• WORK TO DO:
Print out the entries below with no edits.

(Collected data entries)
• • • • •

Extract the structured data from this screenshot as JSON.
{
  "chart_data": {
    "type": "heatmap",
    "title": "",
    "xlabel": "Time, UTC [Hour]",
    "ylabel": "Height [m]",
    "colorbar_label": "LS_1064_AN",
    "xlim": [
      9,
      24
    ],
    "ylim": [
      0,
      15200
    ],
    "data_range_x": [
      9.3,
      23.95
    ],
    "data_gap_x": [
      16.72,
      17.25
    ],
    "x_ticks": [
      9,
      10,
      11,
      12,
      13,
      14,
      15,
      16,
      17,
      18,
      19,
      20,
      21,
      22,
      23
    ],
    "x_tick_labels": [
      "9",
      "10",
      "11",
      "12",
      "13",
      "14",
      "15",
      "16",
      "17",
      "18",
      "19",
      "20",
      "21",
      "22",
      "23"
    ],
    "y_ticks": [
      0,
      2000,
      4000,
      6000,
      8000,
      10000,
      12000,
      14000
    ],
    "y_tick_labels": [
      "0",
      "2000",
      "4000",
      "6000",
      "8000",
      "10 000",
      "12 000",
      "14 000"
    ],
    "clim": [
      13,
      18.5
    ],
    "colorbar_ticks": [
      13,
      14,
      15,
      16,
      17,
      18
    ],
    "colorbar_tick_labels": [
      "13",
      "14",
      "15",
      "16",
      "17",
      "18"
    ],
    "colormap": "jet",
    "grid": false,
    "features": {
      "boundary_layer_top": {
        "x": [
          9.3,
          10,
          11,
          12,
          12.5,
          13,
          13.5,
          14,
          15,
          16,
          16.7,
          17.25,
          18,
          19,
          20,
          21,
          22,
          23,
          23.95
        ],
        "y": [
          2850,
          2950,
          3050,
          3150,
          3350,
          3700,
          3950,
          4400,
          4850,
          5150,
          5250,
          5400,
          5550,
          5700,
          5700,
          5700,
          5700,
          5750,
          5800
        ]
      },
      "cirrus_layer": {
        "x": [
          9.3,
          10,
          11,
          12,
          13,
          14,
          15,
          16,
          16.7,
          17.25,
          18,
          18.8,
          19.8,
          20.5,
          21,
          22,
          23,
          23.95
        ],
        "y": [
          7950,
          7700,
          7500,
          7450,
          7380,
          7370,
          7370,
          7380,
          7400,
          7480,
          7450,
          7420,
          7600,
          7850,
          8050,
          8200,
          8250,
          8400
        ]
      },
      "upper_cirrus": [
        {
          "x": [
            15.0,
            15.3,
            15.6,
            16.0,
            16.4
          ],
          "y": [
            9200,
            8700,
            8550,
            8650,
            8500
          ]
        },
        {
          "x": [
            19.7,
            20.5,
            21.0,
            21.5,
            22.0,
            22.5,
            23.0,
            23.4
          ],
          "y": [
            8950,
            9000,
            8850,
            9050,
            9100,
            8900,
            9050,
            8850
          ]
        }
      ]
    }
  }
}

• • • • •

• FINAL RESULT:
Extract the structured data from this screenshot as JSON.
{
  "chart_data": {
    "type": "heatmap",
    "title": "",
    "xlabel": "Time, UTC [Hour]",
    "ylabel": "Height [m]",
    "colorbar_label": "LS_1064_AN",
    "xlim": [
      9,
      24
    ],
    "ylim": [
      0,
      15200
    ],
    "data_range_x": [
      9.3,
      23.95
    ],
    "data_gap_x": [
      16.72,
      17.25
    ],
    "x_ticks": [
      9,
      10,
      11,
      12,
      13,
      14,
      15,
      16,
      17,
      18,
      19,
      20,
      21,
      22,
      23
    ],
    "x_tick_labels": [
      "9",
      "10",
      "11",
      "12",
      "13",
      "14",
      "15",
      "16",
      "17",
      "18",
      "19",
      "20",
      "21",
      "22",
      "23"
    ],
    "y_ticks": [
      0,
      2000,
      4000,
      6000,
      8000,
      10000,
      12000,
      14000
    ],
    "y_tick_labels": [
      "0",
      "2000",
      "4000",
      "6000",
      "8000",
      "10 000",
      "12 000",
      "14 000"
    ],
    "clim": [
      13,
      18.5
    ],
    "colorbar_ticks": [
      13,
      14,
      15,
      16,
      17,
      18
    ],
    "colorbar_tick_labels": [
      "13",
      "14",
      "15",
      "16",
      "17",
      "18"
    ],
    "colormap": "jet",
    "grid": false,
    "features": {
      "boundary_layer_top": {
        "x": [
          9.3,
          10,
          11,
          12,
          12.5,
          13,
          13.5,
          14,
          15,
          16,
          16.7,
          17.25,
          18,
          19,
          20,
          21,
          22,
          23,
          23.95
        ],
        "y": [
          2850,
          2950,
          3050,
          3150,
          3350,
          3700,
          3950,
          4400,
          4850,
          5150,
          5250,
          5400,
          5550,
          5700,
          5700,
          5700,
          5700,
          5750,
          5800
        ]
      },
      "cirrus_layer": {
        "x": [
          9.3,
          10,
          11,
          12,
          13,
          14,
          15,
          16,
          16.7,
          17.25,
          18,
          18.8,
          19.8,
          20.5,
          21,
          22,
          23,
          23.95
        ],
        "y": [
          7950,
          7700,
          7500,
          7450,
          7380,
          7370,
          7370,
          7380,
          7400,
          7480,
          7450,
          7420,
          7600,
          7850,
          8050,
          8200,
          8250,
          8400
        ]
      },
      "upper_cirrus": [
        {
          "x": [
            15.0,
            15.3,
            15.6,
            16.0,
            16.4
          ],
          "y": [
            9200,
            8700,
            8550,
            8650,
            8500
          ]
        },
        {
          "x": [
            19.7,
            20.5,
            21.0,
            21.5,
            22.0,
            22.5,
            23.0,
            23.4
          ],
          "y": [
            8950,
            9000,
            8850,
            9050,
            9100,
            8900,
            9050,
            8850
          ]
        }
      ]
    }
  }
}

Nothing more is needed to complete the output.